### [AIM]
Copy the material from its first line through the line that contains "Point bbox=[685, 586, 707, 600]", substituting "Average Income" for "Per Capita Income" and leaving everything else unchanged.

══ RECORDED DATA ══

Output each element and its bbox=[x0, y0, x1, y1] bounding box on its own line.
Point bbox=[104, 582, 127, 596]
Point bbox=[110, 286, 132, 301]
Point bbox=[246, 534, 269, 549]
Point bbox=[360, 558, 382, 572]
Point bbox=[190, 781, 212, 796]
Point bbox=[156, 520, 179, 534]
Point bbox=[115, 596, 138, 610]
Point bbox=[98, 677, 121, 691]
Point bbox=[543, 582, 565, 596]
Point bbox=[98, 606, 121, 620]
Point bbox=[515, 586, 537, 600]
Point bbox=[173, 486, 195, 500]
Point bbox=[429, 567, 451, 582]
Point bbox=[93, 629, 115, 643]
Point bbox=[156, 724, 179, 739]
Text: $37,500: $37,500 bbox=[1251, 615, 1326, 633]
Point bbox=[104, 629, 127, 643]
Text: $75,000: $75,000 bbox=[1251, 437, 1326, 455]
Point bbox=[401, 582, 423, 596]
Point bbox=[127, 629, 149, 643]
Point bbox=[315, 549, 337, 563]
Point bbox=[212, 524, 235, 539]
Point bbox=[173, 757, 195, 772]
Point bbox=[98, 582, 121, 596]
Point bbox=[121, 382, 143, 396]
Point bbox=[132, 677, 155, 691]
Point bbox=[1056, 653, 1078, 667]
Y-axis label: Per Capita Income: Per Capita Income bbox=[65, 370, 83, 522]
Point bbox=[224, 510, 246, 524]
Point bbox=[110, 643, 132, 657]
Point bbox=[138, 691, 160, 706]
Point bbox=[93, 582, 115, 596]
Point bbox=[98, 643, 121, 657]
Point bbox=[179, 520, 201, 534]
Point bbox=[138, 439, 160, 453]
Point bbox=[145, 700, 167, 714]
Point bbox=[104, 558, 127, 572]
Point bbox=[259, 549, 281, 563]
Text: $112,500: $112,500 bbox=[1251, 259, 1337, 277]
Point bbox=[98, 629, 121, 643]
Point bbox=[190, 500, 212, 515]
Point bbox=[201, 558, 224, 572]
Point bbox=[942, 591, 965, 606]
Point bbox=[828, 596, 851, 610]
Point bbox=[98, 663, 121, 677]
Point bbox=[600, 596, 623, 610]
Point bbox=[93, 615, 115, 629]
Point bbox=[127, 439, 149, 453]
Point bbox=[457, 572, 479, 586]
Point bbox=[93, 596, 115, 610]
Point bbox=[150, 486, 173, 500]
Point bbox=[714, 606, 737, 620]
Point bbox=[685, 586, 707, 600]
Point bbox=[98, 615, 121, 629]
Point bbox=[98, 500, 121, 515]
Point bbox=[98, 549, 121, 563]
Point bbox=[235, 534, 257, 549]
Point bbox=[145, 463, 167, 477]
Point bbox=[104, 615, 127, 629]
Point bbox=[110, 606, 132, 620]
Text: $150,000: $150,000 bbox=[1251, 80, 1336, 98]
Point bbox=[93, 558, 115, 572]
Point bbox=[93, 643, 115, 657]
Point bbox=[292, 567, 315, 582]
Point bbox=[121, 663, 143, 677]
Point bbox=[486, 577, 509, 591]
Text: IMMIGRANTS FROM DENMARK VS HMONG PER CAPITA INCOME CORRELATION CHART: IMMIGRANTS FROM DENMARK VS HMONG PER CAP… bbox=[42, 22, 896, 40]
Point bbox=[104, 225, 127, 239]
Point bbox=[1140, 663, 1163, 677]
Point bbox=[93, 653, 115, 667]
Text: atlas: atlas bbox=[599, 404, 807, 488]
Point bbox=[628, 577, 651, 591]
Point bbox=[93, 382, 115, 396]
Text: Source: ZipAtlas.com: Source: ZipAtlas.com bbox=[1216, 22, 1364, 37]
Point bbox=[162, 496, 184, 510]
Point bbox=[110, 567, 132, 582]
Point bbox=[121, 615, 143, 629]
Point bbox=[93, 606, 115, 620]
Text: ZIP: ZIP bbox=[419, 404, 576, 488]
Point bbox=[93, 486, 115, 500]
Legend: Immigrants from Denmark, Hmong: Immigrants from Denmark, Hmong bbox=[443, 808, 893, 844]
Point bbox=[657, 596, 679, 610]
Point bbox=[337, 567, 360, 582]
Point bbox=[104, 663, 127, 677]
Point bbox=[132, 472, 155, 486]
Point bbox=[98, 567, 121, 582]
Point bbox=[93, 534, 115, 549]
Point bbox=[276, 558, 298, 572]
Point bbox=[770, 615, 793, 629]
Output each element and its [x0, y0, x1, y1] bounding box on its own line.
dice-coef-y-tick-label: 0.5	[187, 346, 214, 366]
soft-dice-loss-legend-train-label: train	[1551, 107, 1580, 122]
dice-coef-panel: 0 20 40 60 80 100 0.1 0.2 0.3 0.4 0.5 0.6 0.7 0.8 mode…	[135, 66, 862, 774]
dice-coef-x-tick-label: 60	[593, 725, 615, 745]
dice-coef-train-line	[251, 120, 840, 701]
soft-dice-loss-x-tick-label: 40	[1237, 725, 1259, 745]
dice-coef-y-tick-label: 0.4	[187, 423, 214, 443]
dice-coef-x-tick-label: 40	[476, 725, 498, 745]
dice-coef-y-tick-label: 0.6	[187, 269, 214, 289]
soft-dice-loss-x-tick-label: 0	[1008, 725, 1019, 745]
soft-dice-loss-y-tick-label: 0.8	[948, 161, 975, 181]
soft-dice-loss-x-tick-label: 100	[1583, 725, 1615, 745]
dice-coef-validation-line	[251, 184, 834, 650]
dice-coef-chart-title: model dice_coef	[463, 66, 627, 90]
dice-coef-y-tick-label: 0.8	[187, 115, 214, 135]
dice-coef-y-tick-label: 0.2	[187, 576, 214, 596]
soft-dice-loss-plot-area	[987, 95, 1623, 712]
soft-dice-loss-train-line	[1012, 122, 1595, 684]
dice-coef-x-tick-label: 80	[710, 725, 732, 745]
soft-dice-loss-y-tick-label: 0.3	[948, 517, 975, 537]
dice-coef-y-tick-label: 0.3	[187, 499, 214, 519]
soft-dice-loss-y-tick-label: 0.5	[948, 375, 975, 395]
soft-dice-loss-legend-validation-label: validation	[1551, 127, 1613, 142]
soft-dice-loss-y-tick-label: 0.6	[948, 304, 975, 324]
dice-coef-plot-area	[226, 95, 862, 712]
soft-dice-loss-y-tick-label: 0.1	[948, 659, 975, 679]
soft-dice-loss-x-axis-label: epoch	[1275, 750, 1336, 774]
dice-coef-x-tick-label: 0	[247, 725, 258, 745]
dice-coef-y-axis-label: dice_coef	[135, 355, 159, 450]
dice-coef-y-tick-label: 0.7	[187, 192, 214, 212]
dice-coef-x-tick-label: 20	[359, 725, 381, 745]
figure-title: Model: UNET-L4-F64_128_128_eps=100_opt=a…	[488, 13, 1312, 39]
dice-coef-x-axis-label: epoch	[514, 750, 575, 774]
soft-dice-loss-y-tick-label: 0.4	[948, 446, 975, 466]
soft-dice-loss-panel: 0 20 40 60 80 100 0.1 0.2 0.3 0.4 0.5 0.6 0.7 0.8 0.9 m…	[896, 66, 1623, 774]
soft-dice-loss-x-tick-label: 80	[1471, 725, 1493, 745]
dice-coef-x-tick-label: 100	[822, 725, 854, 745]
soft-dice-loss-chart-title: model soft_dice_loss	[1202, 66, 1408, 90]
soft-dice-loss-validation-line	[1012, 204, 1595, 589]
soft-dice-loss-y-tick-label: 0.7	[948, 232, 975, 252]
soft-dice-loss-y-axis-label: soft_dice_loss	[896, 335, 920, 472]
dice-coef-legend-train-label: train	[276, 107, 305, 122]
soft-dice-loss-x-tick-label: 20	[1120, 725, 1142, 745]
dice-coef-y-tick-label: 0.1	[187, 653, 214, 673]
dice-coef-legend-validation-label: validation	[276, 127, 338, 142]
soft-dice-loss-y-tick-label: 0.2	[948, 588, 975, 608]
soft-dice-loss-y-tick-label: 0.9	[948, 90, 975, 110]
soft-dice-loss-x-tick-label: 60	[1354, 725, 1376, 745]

═══

### [FULL SOLUTION]
Output each element and its bbox=[x0, y0, x1, y1] bounding box on its own line.
Point bbox=[104, 582, 127, 596]
Point bbox=[110, 286, 132, 301]
Point bbox=[246, 534, 269, 549]
Point bbox=[360, 558, 382, 572]
Point bbox=[190, 781, 212, 796]
Point bbox=[156, 520, 179, 534]
Point bbox=[115, 596, 138, 610]
Point bbox=[98, 677, 121, 691]
Point bbox=[543, 582, 565, 596]
Point bbox=[98, 606, 121, 620]
Point bbox=[515, 586, 537, 600]
Point bbox=[173, 486, 195, 500]
Point bbox=[429, 567, 451, 582]
Point bbox=[93, 629, 115, 643]
Point bbox=[156, 724, 179, 739]
Text: $37,500: $37,500 bbox=[1251, 615, 1326, 633]
Point bbox=[104, 629, 127, 643]
Text: $75,000: $75,000 bbox=[1251, 437, 1326, 455]
Point bbox=[401, 582, 423, 596]
Point bbox=[127, 629, 149, 643]
Point bbox=[315, 549, 337, 563]
Point bbox=[212, 524, 235, 539]
Point bbox=[173, 757, 195, 772]
Point bbox=[98, 582, 121, 596]
Point bbox=[121, 382, 143, 396]
Point bbox=[132, 677, 155, 691]
Point bbox=[1056, 653, 1078, 667]
Y-axis label: Average Income: Average Income bbox=[65, 370, 83, 522]
Point bbox=[224, 510, 246, 524]
Point bbox=[110, 643, 132, 657]
Point bbox=[138, 691, 160, 706]
Point bbox=[93, 582, 115, 596]
Point bbox=[98, 643, 121, 657]
Point bbox=[179, 520, 201, 534]
Point bbox=[138, 439, 160, 453]
Point bbox=[145, 700, 167, 714]
Point bbox=[104, 558, 127, 572]
Point bbox=[259, 549, 281, 563]
Text: $112,500: $112,500 bbox=[1251, 259, 1337, 277]
Point bbox=[98, 629, 121, 643]
Point bbox=[190, 500, 212, 515]
Point bbox=[201, 558, 224, 572]
Point bbox=[942, 591, 965, 606]
Point bbox=[828, 596, 851, 610]
Point bbox=[98, 663, 121, 677]
Point bbox=[600, 596, 623, 610]
Point bbox=[93, 615, 115, 629]
Point bbox=[127, 439, 149, 453]
Point bbox=[457, 572, 479, 586]
Point bbox=[93, 596, 115, 610]
Point bbox=[150, 486, 173, 500]
Point bbox=[714, 606, 737, 620]
Point bbox=[685, 586, 707, 600]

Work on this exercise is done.